__DIE AUFGABEN__
1: Was schlägt kay73 im Forumsausschnitt als bessere Lösung für die Vektorrechnung vor?
2: Tippe die Datenzeilen vom Anfang bis zur Zeile mit „y-axis-label: £1.4M [6, 162, 44, 173]“ einschließlich genau ab.

__GEZEIGTER TEXTAUSZUG__
%%

Was ist denn bei Deinen Arrays der Vektor? Hast Du _n_ zweidimensionale Vektoren; beginnend mit (x[0], y[0]) als erstem Vektor? Oder sind x und y jeweils ein _n_-dimensionaler Vektor?


----------



## JimK (23. Mai 2010)

ich wollte n-anzahl von x-y-vektoren addieren und subtrahieren können. dabei bildet sich der erste vektor aus dem ersten wert aus dem x-feld und dem ersten wert aus dem y-feld und so geht es dann immer weiter. zweiter vektor --> zweiter wert aus x-feld und zweiter wert aus y-feld. 
gibt es eine bessere möglichkeit dies zu realisieren?


----------



## kay73 (23. Mai 2010)

JimK hat gesagt.:


> dabei bildet sich der erste vektor aus dem ersten wert aus dem x-feld und dem ersten wert aus dem y-feld und so geht es dann immer weiter. zweiter vektor --> zweiter wert aus x-feld und zweiter wert aus y-feld.


Hab ich doch geschrieben.


JimK hat gesagt.:


> gibt es eine bessere möglichkeit dies zu realisieren?


Natürlich. Klassen für Vektoren schreiben. Damit Du durch das, was Du implementieren willst, auch durchsteigst. Das Arraygefummel macht allenfalls Sinn, wenn Du riesige  n-dimensionale Vektorfelder transformieren willst.


----------



## JimK (23. Mai 2010)

jetzt funktioniert es... ich danke dir


----------

%%

__ÜBUNGSDATEN__
%%

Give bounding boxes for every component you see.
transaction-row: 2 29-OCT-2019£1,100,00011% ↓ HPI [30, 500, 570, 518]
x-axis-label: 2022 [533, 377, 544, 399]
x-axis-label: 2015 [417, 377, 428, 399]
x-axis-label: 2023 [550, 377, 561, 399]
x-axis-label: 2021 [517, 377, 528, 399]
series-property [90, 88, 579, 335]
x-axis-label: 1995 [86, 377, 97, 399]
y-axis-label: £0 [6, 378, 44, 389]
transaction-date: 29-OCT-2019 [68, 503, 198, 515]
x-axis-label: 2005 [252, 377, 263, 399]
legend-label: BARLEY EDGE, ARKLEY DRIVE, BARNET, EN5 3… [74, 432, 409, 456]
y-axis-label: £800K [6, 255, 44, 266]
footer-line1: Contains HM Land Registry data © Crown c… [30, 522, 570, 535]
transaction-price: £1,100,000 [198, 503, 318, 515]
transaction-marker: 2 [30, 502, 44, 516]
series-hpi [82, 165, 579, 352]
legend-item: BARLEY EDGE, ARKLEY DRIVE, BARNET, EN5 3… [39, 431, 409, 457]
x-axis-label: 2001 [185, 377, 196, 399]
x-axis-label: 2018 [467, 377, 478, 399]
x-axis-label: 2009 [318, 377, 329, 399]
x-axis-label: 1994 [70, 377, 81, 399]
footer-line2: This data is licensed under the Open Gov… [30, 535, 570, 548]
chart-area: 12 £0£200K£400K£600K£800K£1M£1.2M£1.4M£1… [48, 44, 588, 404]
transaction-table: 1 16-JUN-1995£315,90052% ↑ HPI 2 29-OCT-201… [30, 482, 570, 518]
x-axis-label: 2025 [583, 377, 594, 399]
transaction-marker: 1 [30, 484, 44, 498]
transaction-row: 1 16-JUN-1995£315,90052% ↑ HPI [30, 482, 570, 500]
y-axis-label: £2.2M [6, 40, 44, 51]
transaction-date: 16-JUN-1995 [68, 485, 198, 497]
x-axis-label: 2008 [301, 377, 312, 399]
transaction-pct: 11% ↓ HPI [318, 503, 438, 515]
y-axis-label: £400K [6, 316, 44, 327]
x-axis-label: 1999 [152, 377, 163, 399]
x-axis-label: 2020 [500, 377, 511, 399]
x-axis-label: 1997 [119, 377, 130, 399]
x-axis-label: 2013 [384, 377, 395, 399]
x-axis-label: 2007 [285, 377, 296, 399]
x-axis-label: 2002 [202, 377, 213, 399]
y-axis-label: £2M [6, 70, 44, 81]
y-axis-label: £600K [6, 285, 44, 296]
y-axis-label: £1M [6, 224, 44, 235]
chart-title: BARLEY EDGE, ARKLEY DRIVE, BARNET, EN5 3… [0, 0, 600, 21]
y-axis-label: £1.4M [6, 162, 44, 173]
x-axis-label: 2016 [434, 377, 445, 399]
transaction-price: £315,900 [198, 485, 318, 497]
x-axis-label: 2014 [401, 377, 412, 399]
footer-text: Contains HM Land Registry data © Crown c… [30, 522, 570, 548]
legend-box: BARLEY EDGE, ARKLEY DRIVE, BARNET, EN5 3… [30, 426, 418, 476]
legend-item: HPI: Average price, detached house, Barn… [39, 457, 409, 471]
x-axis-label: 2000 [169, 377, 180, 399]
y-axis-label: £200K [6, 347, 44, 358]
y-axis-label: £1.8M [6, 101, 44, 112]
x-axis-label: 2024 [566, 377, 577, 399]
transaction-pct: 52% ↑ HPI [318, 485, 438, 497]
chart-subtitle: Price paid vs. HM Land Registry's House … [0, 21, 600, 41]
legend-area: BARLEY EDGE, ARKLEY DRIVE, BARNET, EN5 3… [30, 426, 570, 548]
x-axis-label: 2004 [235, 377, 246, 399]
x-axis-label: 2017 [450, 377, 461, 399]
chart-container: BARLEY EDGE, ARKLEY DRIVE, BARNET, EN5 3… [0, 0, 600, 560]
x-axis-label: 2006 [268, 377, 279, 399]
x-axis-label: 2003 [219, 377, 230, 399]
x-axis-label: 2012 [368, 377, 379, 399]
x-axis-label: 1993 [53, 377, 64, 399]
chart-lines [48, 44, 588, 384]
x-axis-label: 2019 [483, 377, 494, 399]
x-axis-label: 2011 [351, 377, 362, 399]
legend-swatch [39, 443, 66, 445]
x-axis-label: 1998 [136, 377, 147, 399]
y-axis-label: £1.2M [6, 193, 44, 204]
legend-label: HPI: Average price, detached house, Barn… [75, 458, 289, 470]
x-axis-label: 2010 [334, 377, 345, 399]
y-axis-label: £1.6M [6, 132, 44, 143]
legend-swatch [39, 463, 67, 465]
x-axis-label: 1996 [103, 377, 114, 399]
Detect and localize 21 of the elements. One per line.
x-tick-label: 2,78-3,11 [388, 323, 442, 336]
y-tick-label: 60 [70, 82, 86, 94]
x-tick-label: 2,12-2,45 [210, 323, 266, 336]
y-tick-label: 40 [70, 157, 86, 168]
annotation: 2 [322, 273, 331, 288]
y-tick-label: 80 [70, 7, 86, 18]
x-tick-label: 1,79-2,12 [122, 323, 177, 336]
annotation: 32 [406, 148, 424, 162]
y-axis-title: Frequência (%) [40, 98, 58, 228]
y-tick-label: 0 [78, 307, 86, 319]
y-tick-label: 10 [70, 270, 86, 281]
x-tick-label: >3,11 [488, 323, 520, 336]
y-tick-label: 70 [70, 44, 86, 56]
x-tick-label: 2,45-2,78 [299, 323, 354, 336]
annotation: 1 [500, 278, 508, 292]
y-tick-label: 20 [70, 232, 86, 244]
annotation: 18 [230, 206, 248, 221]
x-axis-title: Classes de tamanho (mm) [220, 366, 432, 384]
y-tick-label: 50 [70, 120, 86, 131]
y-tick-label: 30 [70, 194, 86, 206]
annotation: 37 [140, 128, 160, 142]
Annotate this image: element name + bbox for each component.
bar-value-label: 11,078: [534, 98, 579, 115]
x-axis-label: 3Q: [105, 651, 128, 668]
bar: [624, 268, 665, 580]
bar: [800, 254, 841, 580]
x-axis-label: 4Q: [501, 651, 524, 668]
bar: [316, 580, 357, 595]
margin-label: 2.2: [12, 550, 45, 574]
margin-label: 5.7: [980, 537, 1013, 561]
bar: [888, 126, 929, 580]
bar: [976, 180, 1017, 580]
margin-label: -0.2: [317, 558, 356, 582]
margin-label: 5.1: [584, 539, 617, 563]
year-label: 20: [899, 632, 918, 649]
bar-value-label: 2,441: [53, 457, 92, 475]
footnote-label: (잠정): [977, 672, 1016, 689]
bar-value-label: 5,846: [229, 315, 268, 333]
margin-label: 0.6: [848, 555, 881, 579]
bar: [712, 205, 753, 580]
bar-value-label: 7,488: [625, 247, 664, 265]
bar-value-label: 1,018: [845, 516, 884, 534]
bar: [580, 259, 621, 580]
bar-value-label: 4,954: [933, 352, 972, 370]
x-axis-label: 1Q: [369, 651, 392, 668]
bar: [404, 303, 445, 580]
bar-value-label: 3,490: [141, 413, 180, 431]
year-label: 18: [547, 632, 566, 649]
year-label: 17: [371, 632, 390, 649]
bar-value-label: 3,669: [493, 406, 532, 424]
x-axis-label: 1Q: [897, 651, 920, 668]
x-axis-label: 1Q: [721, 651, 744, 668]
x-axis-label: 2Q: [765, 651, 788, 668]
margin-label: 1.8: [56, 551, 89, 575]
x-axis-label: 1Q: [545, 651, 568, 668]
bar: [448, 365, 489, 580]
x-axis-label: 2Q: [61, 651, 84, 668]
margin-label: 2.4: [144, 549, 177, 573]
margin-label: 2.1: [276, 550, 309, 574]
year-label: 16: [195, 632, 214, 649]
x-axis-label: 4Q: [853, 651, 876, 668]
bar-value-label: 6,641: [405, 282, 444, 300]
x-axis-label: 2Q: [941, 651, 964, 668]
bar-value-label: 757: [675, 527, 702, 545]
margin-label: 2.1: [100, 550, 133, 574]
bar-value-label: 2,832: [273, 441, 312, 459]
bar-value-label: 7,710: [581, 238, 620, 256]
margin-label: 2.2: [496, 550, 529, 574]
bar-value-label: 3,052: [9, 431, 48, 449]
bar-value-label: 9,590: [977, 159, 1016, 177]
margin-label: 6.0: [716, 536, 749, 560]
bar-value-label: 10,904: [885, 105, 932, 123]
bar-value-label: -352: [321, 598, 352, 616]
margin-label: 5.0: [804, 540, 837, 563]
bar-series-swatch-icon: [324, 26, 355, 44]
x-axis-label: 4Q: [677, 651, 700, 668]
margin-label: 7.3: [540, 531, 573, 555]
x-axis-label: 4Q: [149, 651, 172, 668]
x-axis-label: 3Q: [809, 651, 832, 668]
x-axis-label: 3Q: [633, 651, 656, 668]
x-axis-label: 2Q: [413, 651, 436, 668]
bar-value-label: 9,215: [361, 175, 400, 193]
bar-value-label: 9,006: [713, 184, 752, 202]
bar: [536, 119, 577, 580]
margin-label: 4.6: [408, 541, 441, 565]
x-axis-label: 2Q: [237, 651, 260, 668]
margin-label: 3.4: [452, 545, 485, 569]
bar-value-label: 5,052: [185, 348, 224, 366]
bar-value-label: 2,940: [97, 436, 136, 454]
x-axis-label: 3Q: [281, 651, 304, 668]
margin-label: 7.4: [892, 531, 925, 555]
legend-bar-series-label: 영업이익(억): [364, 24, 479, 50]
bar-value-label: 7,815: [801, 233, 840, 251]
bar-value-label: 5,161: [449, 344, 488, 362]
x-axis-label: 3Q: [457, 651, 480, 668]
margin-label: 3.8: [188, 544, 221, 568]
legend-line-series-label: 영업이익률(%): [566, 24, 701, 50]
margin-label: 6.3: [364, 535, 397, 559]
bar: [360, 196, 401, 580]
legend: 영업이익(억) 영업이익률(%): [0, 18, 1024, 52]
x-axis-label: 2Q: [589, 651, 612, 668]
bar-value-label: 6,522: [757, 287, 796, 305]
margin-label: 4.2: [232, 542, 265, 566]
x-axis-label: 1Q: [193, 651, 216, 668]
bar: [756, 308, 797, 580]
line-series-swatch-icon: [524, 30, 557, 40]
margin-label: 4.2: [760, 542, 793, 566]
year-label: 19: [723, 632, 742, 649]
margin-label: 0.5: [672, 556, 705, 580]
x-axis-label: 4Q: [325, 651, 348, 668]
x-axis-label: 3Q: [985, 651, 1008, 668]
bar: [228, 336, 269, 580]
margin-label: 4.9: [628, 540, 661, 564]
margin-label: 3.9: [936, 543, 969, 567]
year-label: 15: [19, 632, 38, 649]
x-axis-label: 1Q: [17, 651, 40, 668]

%%

__LÖSUNGEN__
1: Klassen für Vektoren zu schreiben.

2:
Give bounding boxes for every component you see.
transaction-row: 2 29-OCT-2019£1,100,00011% ↓ HPI [30, 500, 570, 518]
x-axis-label: 2022 [533, 377, 544, 399]
x-axis-label: 2015 [417, 377, 428, 399]
x-axis-label: 2023 [550, 377, 561, 399]
x-axis-label: 2021 [517, 377, 528, 399]
series-property [90, 88, 579, 335]
x-axis-label: 1995 [86, 377, 97, 399]
y-axis-label: £0 [6, 378, 44, 389]
transaction-date: 29-OCT-2019 [68, 503, 198, 515]
x-axis-label: 2005 [252, 377, 263, 399]
legend-label: BARLEY EDGE, ARKLEY DRIVE, BARNET, EN5 3… [74, 432, 409, 456]
y-axis-label: £800K [6, 255, 44, 266]
footer-line1: Contains HM Land Registry data © Crown c… [30, 522, 570, 535]
transaction-price: £1,100,000 [198, 503, 318, 515]
transaction-marker: 2 [30, 502, 44, 516]
series-hpi [82, 165, 579, 352]
legend-item: BARLEY EDGE, ARKLEY DRIVE, BARNET, EN5 3… [39, 431, 409, 457]
x-axis-label: 2001 [185, 377, 196, 399]
x-axis-label: 2018 [467, 377, 478, 399]
x-axis-label: 2009 [318, 377, 329, 399]
x-axis-label: 1994 [70, 377, 81, 399]
footer-line2: This data is licensed under the Open Gov… [30, 535, 570, 548]
chart-area: 12 £0£200K£400K£600K£800K£1M£1.2M£1.4M£1… [48, 44, 588, 404]
transaction-table: 1 16-JUN-1995£315,90052% ↑ HPI 2 29-OCT-201… [30, 482, 570, 518]
x-axis-label: 2025 [583, 377, 594, 399]
transaction-marker: 1 [30, 484, 44, 498]
transaction-row: 1 16-JUN-1995£315,90052% ↑ HPI [30, 482, 570, 500]
y-axis-label: £2.2M [6, 40, 44, 51]
transaction-date: 16-JUN-1995 [68, 485, 198, 497]
x-axis-label: 2008 [301, 377, 312, 399]
transaction-pct: 11% ↓ HPI [318, 503, 438, 515]
y-axis-label: £400K [6, 316, 44, 327]
x-axis-label: 1999 [152, 377, 163, 399]
x-axis-label: 2020 [500, 377, 511, 399]
x-axis-label: 1997 [119, 377, 130, 399]
x-axis-label: 2013 [384, 377, 395, 399]
x-axis-label: 2007 [285, 377, 296, 399]
x-axis-label: 2002 [202, 377, 213, 399]
y-axis-label: £2M [6, 70, 44, 81]
y-axis-label: £600K [6, 285, 44, 296]
y-axis-label: £1M [6, 224, 44, 235]
chart-title: BARLEY EDGE, ARKLEY DRIVE, BARNET, EN5 3… [0, 0, 600, 21]
y-axis-label: £1.4M [6, 162, 44, 173]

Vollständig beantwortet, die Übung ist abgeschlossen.